Look for the word "Quadrant" in the entries below, then copy every line that has it.

:: Data in this exercise

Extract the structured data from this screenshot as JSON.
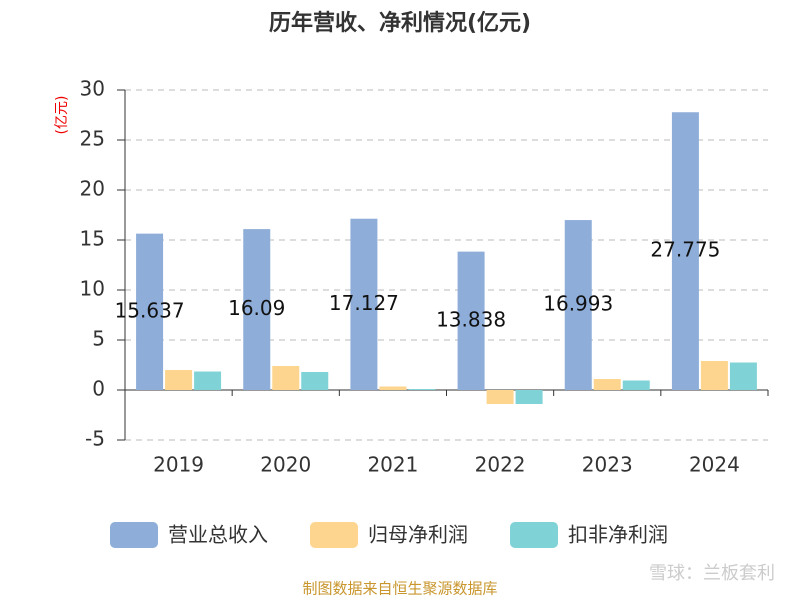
{
  "chart_data": {
    "type": "bar",
    "title": "历年营收、净利情况(亿元)",
    "y_label": "(亿元)",
    "categories": [
      "2019",
      "2020",
      "2021",
      "2022",
      "2023",
      "2024"
    ],
    "series": [
      {
        "name": "营业总收入",
        "color": "#8eadd9",
        "values": [
          15.637,
          16.09,
          17.127,
          13.838,
          16.993,
          27.775
        ],
        "show_labels": true
      },
      {
        "name": "归母净利润",
        "color": "#fdd58e",
        "values": [
          2.0,
          2.4,
          0.35,
          -1.4,
          1.1,
          2.9
        ]
      },
      {
        "name": "扣非净利润",
        "color": "#7fd3d6",
        "values": [
          1.85,
          1.8,
          0.1,
          -1.4,
          0.95,
          2.75
        ]
      }
    ],
    "ylim": [
      -5,
      30
    ],
    "yticks": [
      -5,
      0,
      5,
      10,
      15,
      20,
      25,
      30
    ],
    "grid": true,
    "legend": "bottom",
    "footer": "制图数据来自恒生聚源数据库",
    "watermark": "雪球：兰板套利"
  }
}
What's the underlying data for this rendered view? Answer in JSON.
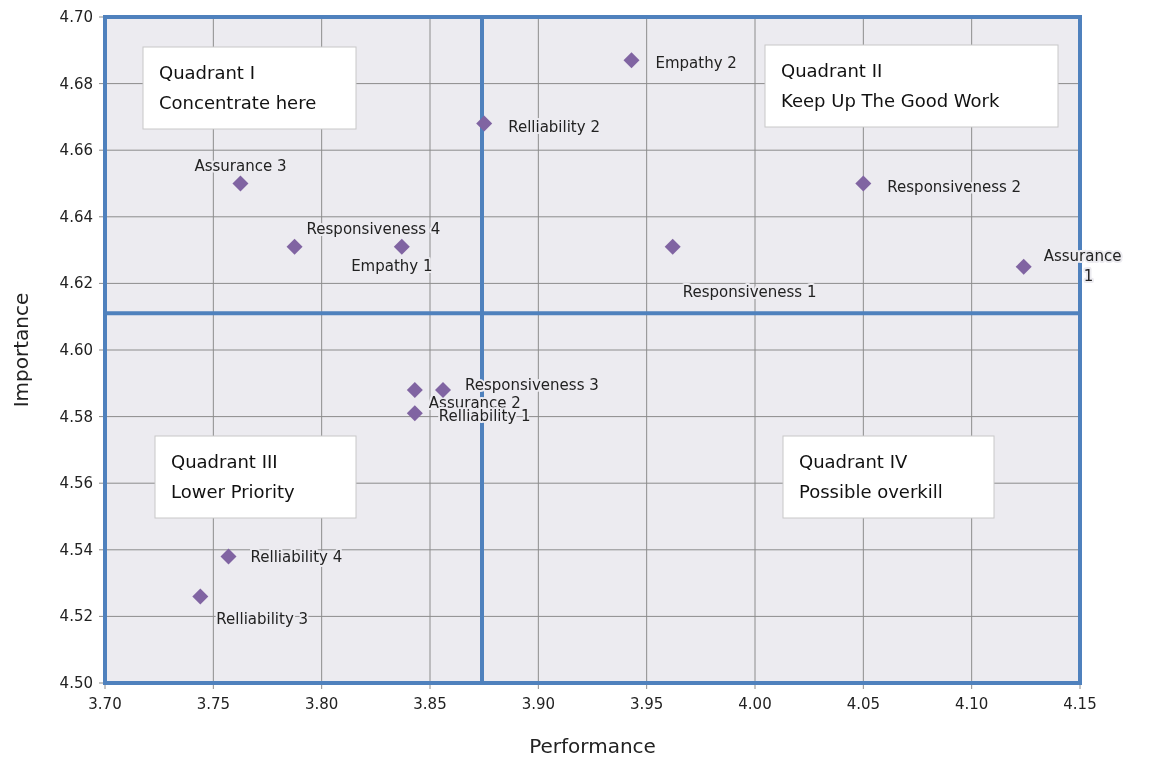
{
  "chart_data": {
    "type": "scatter",
    "xlabel": "Performance",
    "ylabel": "Importance",
    "series": [
      {
        "color": "#8064a2",
        "x": [
          3.943,
          3.875,
          3.7625,
          3.7875,
          3.837,
          3.962,
          4.05,
          4.124,
          3.843,
          3.856,
          3.843,
          3.757,
          3.744
        ],
        "values": [
          4.687,
          4.668,
          4.65,
          4.631,
          4.631,
          4.631,
          4.65,
          4.625,
          4.588,
          4.588,
          4.581,
          4.538,
          4.526
        ]
      }
    ],
    "marker": "diamond",
    "grid": true,
    "xlim": [
      3.7,
      4.15
    ],
    "xticks": [
      {
        "value": 3.7,
        "label": "3.70"
      },
      3.75,
      {
        "value": 3.8,
        "label": "3.80"
      },
      3.85,
      {
        "value": 3.9,
        "label": "3.90"
      },
      3.95,
      {
        "value": 4.0,
        "label": "4.00"
      },
      4.05,
      {
        "value": 4.1,
        "label": "4.10"
      },
      4.15
    ],
    "ylim": [
      4.5,
      4.7
    ],
    "yticks": [
      {
        "value": 4.5,
        "label": "4.50"
      },
      4.52,
      4.54,
      4.56,
      4.58,
      {
        "value": 4.6,
        "label": "4.60"
      },
      4.62,
      4.64,
      4.66,
      4.68,
      {
        "value": 4.7,
        "label": "4.70"
      }
    ],
    "ref_lines": [
      {
        "axis": "x",
        "value": 3.874,
        "color": "#4f81bd"
      },
      {
        "axis": "y",
        "value": 4.611,
        "color": "#4f81bd"
      }
    ],
    "annotations": [
      {
        "text": "Empathy 2",
        "x": 3.943,
        "y": 4.687
      },
      {
        "text": "Relliability 2",
        "x": 3.875,
        "y": 4.668
      },
      {
        "text": "Assurance 3",
        "x": 3.7625,
        "y": 4.65
      },
      {
        "text": "Responsiveness 4",
        "x": 3.7875,
        "y": 4.631
      },
      {
        "text": "Empathy 1",
        "x": 3.837,
        "y": 4.631
      },
      {
        "text": "Responsiveness 1",
        "x": 3.962,
        "y": 4.631
      },
      {
        "text": "Responsiveness 2",
        "x": 4.05,
        "y": 4.65
      },
      {
        "text": "Assurance 1",
        "x": 4.124,
        "y": 4.625
      },
      {
        "text": "Assurance 2",
        "x": 3.843,
        "y": 4.588
      },
      {
        "text": "Responsiveness 3",
        "x": 3.856,
        "y": 4.588
      },
      {
        "text": "Relliability 1",
        "x": 3.843,
        "y": 4.581
      },
      {
        "text": "Relliability 4",
        "x": 3.757,
        "y": 4.538
      },
      {
        "text": "Relliability 3",
        "x": 3.744,
        "y": 4.526
      },
      "Quadrant I\nConcentrate here",
      "Quadrant II\nKeep Up The Good Work",
      "Quadrant III\nLower Priority",
      "Quadrant IV\nPossible overkill"
    ]
  }
}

::::

* [Exercise result]:
      "Quadrant I\nConcentrate here",
      "Quadrant II\nKeep Up The Good Work",
      "Quadrant III\nLower Priority",
      "Quadrant IV\nPossible overkill"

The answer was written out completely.